» **What to work on**
Across the listing below, count the lines that mention the string "densamma". Reply with the figure only.

» **Records for the exercise**

[Start of section]

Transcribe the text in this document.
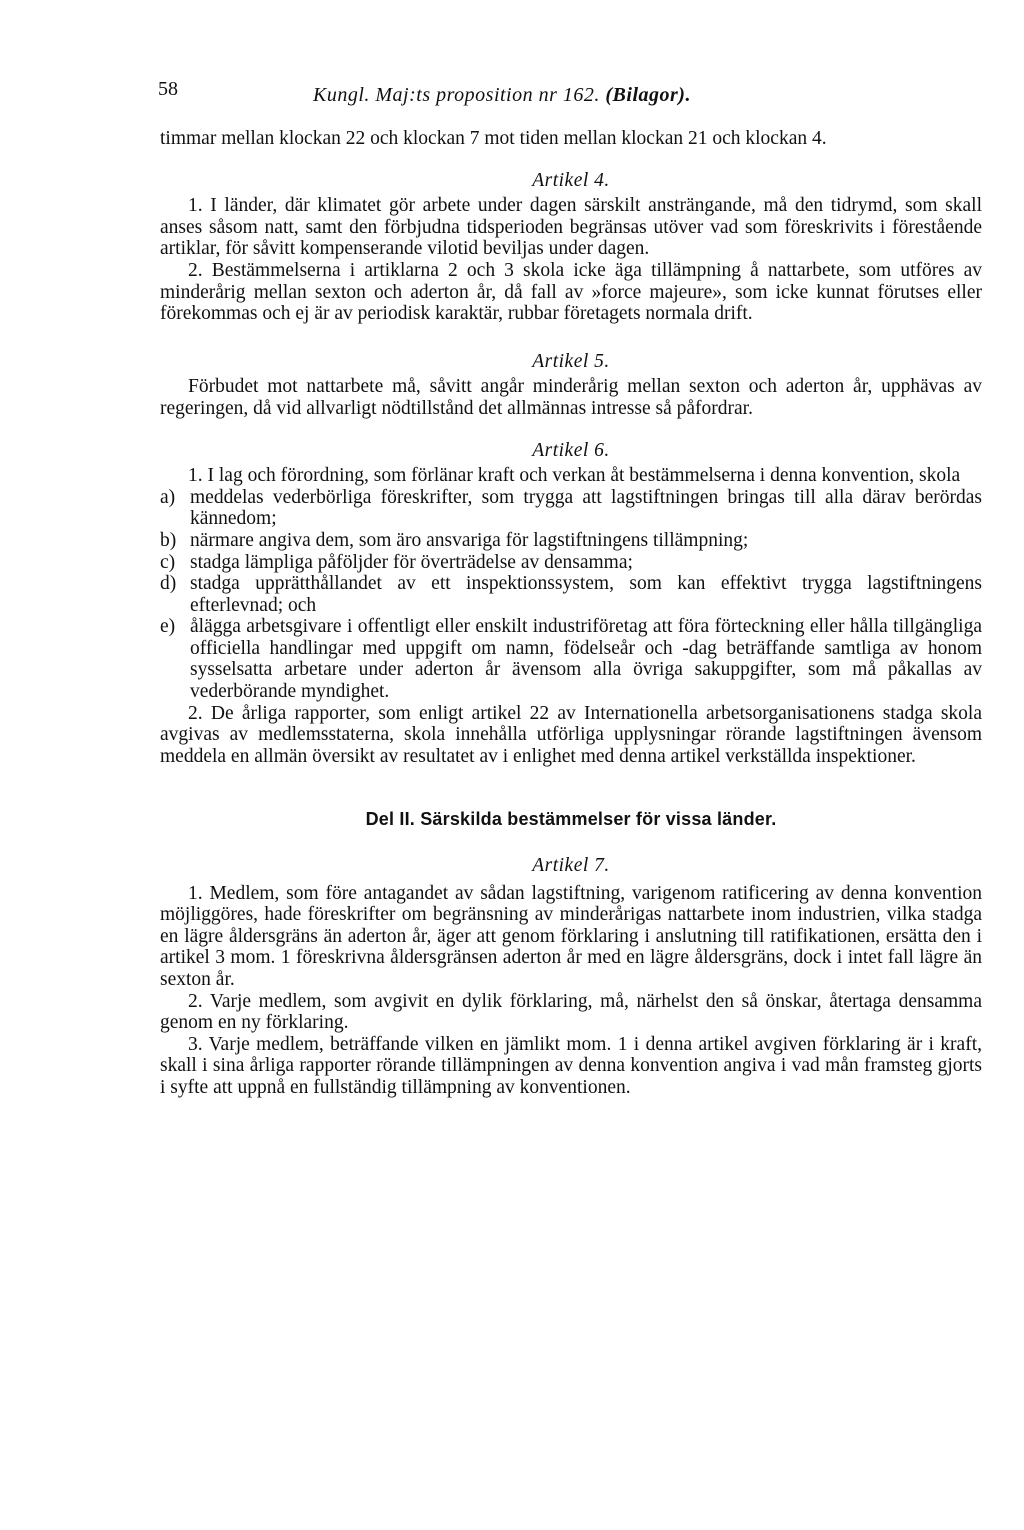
58	Kungl. Maj:ts proposition nr 162. (Bilagor).

timmar mellan klockan 22 och klockan 7 mot tiden mellan klockan 21 och klockan 4.

Artikel 4.

1. I länder, där klimatet gör arbete under dagen särskilt ansträngande, må den tidrymd, som skall anses såsom natt, samt den förbjudna tidsperioden begränsas utöver vad som föreskrivits i förestående artiklar, för såvitt kompenserande vilotid beviljas under dagen.

2. Bestämmelserna i artiklarna 2 och 3 skola icke äga tillämpning å nattarbete, som utföres av minderårig mellan sexton och aderton år, då fall av »force majeure», som icke kunnat förutses eller förekommas och ej är av periodisk karaktär, rubbar företagets normala drift.

Artikel 5.

Förbudet mot nattarbete må, såvitt angår minderårig mellan sexton och aderton år, upphävas av regeringen, då vid allvarligt nödtillstånd det allmännas intresse så påfordrar.

Artikel 6.

1. I lag och förordning, som förlänar kraft och verkan åt bestämmelserna i denna konvention, skola

a) meddelas vederbörliga föreskrifter, som trygga att lagstiftningen bringas till alla därav berördas kännedom;
b) närmare angiva dem, som äro ansvariga för lagstiftningens tillämpning;
c) stadga lämpliga påföljder för överträdelse av densamma;
d) stadga upprätthållandet av ett inspektionssystem, som kan effektivt trygga lagstiftningens efterlevnad; och
e) ålägga arbetsgivare i offentligt eller enskilt industriföretag att föra förteckning eller hålla tillgängliga officiella handlingar med uppgift om namn, födelseår och -dag beträffande samtliga av honom sysselsatta arbetare under aderton år ävensom alla övriga sakuppgifter, som må påkallas av vederbörande myndighet.

2. De årliga rapporter, som enligt artikel 22 av Internationella arbetsorganisationens stadga skola avgivas av medlemsstaterna, skola innehålla utförliga upplysningar rörande lagstiftningen ävensom meddela en allmän översikt av resultatet av i enlighet med denna artikel verkställda inspektioner.

Del II. Särskilda bestämmelser för vissa länder.

Artikel 7.

1. Medlem, som före antagandet av sådan lagstiftning, varigenom ratificering av denna konvention möjliggöres, hade föreskrifter om begränsning av minderårigas nattarbete inom industrien, vilka stadga en lägre åldersgräns än aderton år, äger att genom förklaring i anslutning till ratifikationen, ersätta den i artikel 3 mom. 1 föreskrivna åldersgränsen aderton år med en lägre åldersgräns, dock i intet fall lägre än sexton år.

2. Varje medlem, som avgivit en dylik förklaring, må, närhelst den så önskar, återtaga densamma genom en ny förklaring.

3. Varje medlem, beträffande vilken en jämlikt mom. 1 i denna artikel avgiven förklaring är i kraft, skall i sina årliga rapporter rörande tillämpningen av denna konvention angiva i vad mån framsteg gjorts i syfte att uppnå en fullständig tillämpning av konventionen.
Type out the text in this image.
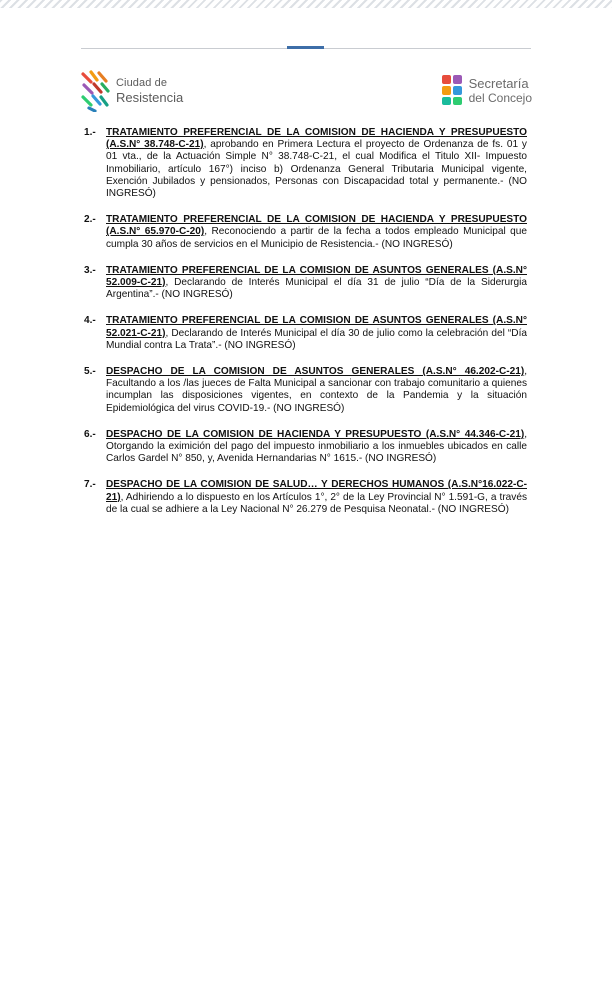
Ciudad de
Resistencia
Secretaría
del Concejo
1.-	TRATAMIENTO PREFERENCIAL DE LA COMISION DE HACIENDA Y PRESUPUESTO (A.S.N° 38.748-C-21), aprobando en Primera Lectura el proyecto de Ordenanza de fs. 01 y 01 vta., de la Actuación Simple N° 38.748-C-21, el cual Modifica el Titulo XII- Impuesto Inmobiliario, artículo 167°) inciso b) Ordenanza General Tributaria Municipal vigente, Exención Jubilados y pensionados, Personas con Discapacidad total y permanente.- (NO INGRESÓ)
2.-	TRATAMIENTO PREFERENCIAL DE LA COMISION DE HACIENDA Y PRESUPUESTO (A.S.N° 65.970-C-20), Reconociendo a partir de la fecha a todos empleado Municipal que cumpla 30 años de servicios en el Municipio de Resistencia.- (NO INGRESÓ)
3.-	TRATAMIENTO PREFERENCIAL DE LA COMISION DE ASUNTOS GENERALES (A.S.N° 52.009-C-21), Declarando de Interés Municipal el día 31 de julio “Día de la Siderurgia Argentina”.- (NO INGRESÓ)
4.-	TRATAMIENTO PREFERENCIAL DE LA COMISION DE ASUNTOS GENERALES (A.S.N° 52.021-C-21), Declarando de Interés Municipal el día 30 de julio como la celebración del “Día Mundial contra La Trata”.- (NO INGRESÓ)
5.-	DESPACHO DE LA COMISION DE ASUNTOS GENERALES (A.S.N° 46.202-C-21), Facultando a los /las jueces de Falta Municipal a sancionar con trabajo comunitario a quienes incumplan las disposiciones vigentes, en contexto de la Pandemia y la situación Epidemiológica del virus COVID-19.- (NO INGRESÓ)
6.-	DESPACHO DE LA COMISION DE HACIENDA Y PRESUPUESTO (A.S.N° 44.346-C-21), Otorgando la eximición del pago del impuesto inmobiliario a los inmuebles ubicados en calle Carlos Gardel N° 850, y, Avenida Hernandarias N° 1615.- (NO INGRESÓ)
7.-	DESPACHO DE LA COMISION DE SALUD… Y DERECHOS HUMANOS (A.S.N°16.022-C-21), Adhiriendo a lo dispuesto en los Artículos 1°, 2° de la Ley Provincial N° 1.591-G, a través de la cual se adhiere a la Ley Nacional N° 26.279 de Pesquisa Neonatal.- (NO INGRESÓ)
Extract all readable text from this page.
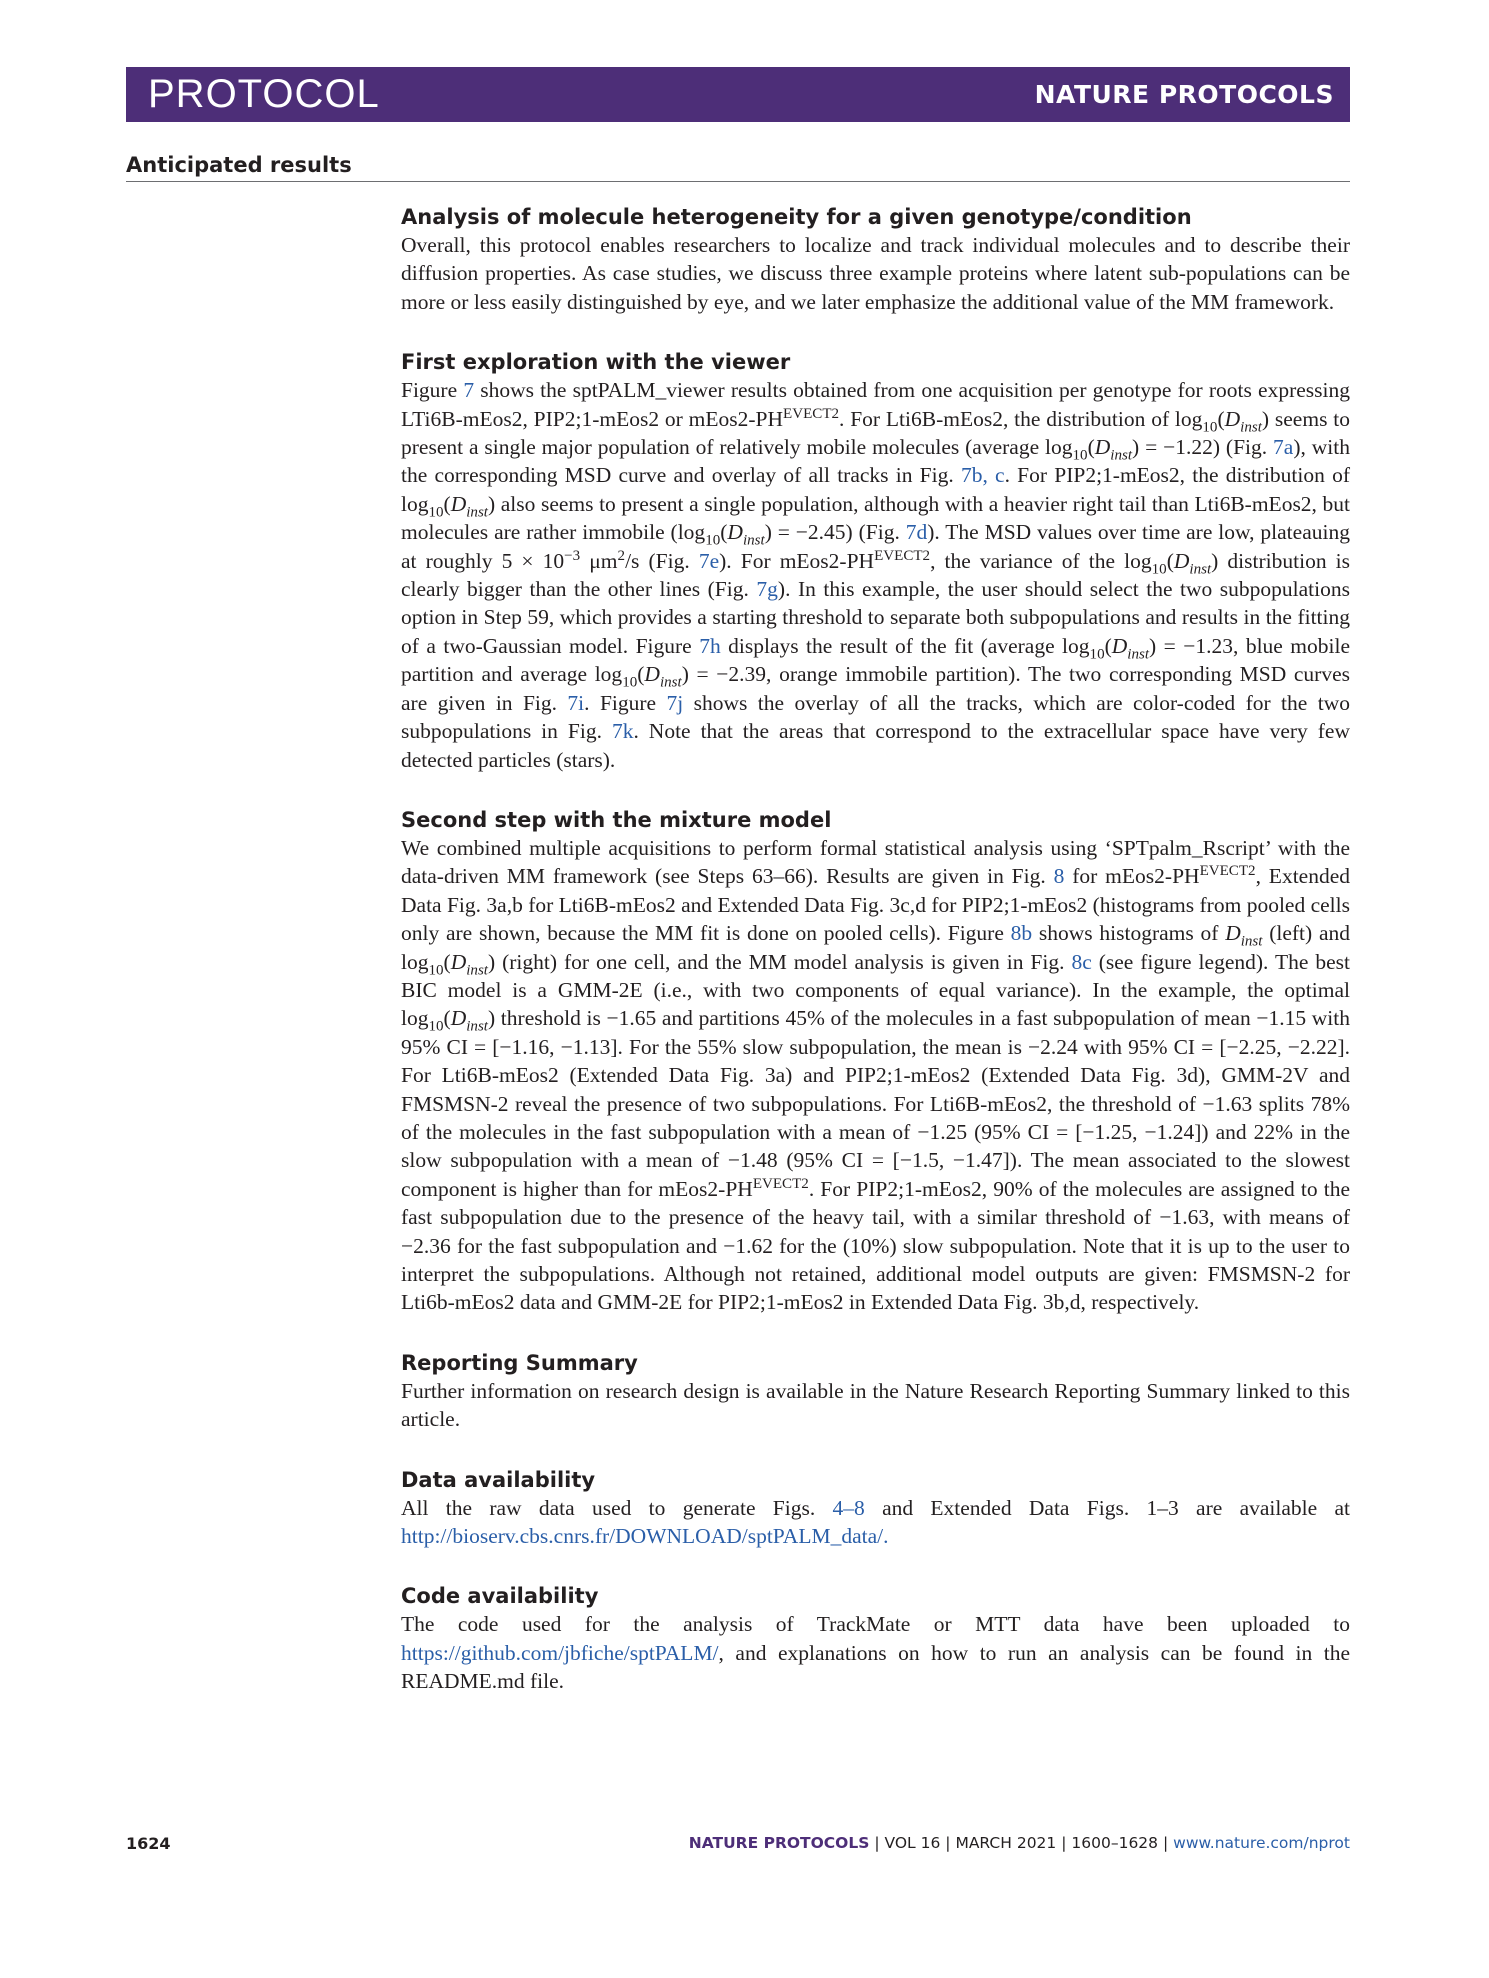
PROTOCOL	NATURE PROTOCOLS
Anticipated results
Analysis of molecule heterogeneity for a given genotype/condition

Overall, this protocol enables researchers to localize and track individual molecules and to describe their diffusion properties. As case studies, we discuss three example proteins where latent sub-populations can be more or less easily distinguished by eye, and we later emphasize the additional value of the MM framework.

First exploration with the viewer

Figure 7 shows the sptPALM_viewer results obtained from one acquisition per genotype for roots expressing LTi6B-mEos2, PIP2;1-mEos2 or $mEos2-PH^{EVECT2}$. For Lti6B-mEos2, the distribution of $\log_{10}(D_{inst})$ seems to present a single major population of relatively mobile molecules (average $\log_{10}(D_{inst}) = -1.22$) (Fig. 7a), with the corresponding MSD curve and overlay of all tracks in Fig. 7b, c. For PIP2;1-mEos2, the distribution of $\log_{10}(D_{inst})$ also seems to present a single population, although with a heavier right tail than Lti6B-mEos2, but molecules are rather immobile $(\log_{10}(D_{inst}) = -2.45)$ (Fig. 7d). The MSD values over time are low, plateauing at roughly $5 \times 10^{-3}$ $\mu m^2/s$ (Fig. 7e). For $mEos2-PH^{EVECT2}$, the variance of the $\log_{10}(D_{inst})$ distribution is clearly bigger than the other lines (Fig. 7g). In this example, the user should select the two subpopulations option in Step 59, which provides a starting threshold to separate both subpopulations and results in the fitting of a two-Gaussian model. Figure 7h displays the result of the fit (average $\log_{10}(D_{inst}) = -1.23$, blue mobile partition and average $\log_{10}(D_{inst}) = -2.39$, orange immobile partition). The two corresponding MSD curves are given in Fig. 7i. Figure 7j shows the overlay of all the tracks, which are color-coded for the two subpopulations in Fig. 7k. Note that the areas that correspond to the extracellular space have very few detected particles (stars).

Second step with the mixture model

We combined multiple acquisitions to perform formal statistical analysis using ‘SPTpalm_Rscript’ with the data-driven MM framework (see Steps 63–66). Results are given in Fig. 8 for $mEos2-PH^{EVECT2}$, Extended Data Fig. 3a,b for Lti6B-mEos2 and Extended Data Fig. 3c,d for PIP2;1-mEos2 (histograms from pooled cells only are shown, because the MM fit is done on pooled cells). Figure 8b shows histograms of $D_{inst}$ (left) and $\log_{10}(D_{inst})$ (right) for one cell, and the MM model analysis is given in Fig. 8c (see figure legend). The best BIC model is a GMM-2E (i.e., with two components of equal variance). In the example, the optimal $\log_{10}(D_{inst})$ threshold is −1.65 and partitions 45% of the molecules in a fast subpopulation of mean −1.15 with 95% CI = [−1.16, −1.13]. For the 55% slow subpopulation, the mean is −2.24 with 95% CI = [−2.25, −2.22]. For Lti6B-mEos2 (Extended Data Fig. 3a) and PIP2;1-mEos2 (Extended Data Fig. 3d), GMM-2V and FMSMSN-2 reveal the presence of two subpopulations. For Lti6B-mEos2, the threshold of −1.63 splits 78% of the molecules in the fast subpopulation with a mean of −1.25 (95% CI = [−1.25, −1.24]) and 22% in the slow subpopulation with a mean of −1.48 (95% CI = [−1.5, −1.47]). The mean associated to the slowest component is higher than for $mEos2-PH^{EVECT2}$. For PIP2;1-mEos2, 90% of the molecules are assigned to the fast subpopulation due to the presence of the heavy tail, with a similar threshold of −1.63, with means of −2.36 for the fast subpopulation and −1.62 for the (10%) slow subpopulation. Note that it is up to the user to interpret the subpopulations. Although not retained, additional model outputs are given: FMSMSN-2 for Lti6b-mEos2 data and GMM-2E for PIP2;1-mEos2 in Extended Data Fig. 3b,d, respectively.

Reporting Summary

Further information on research design is available in the Nature Research Reporting Summary linked to this article.

Data availability

All the raw data used to generate Figs. 4–8 and Extended Data Figs. 1–3 are available at http://bioserv.cbs.cnrs.fr/DOWNLOAD/sptPALM_data/.

Code availability

The code used for the analysis of TrackMate or MTT data have been uploaded to https://github.com/jbfiche/sptPALM/, and explanations on how to run an analysis can be found in the README.md file.

1624	NATURE PROTOCOLS | VOL 16 | MARCH 2021 | 1600–1628 | www.nature.com/nprot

[End of section]

» **Exercise output**
2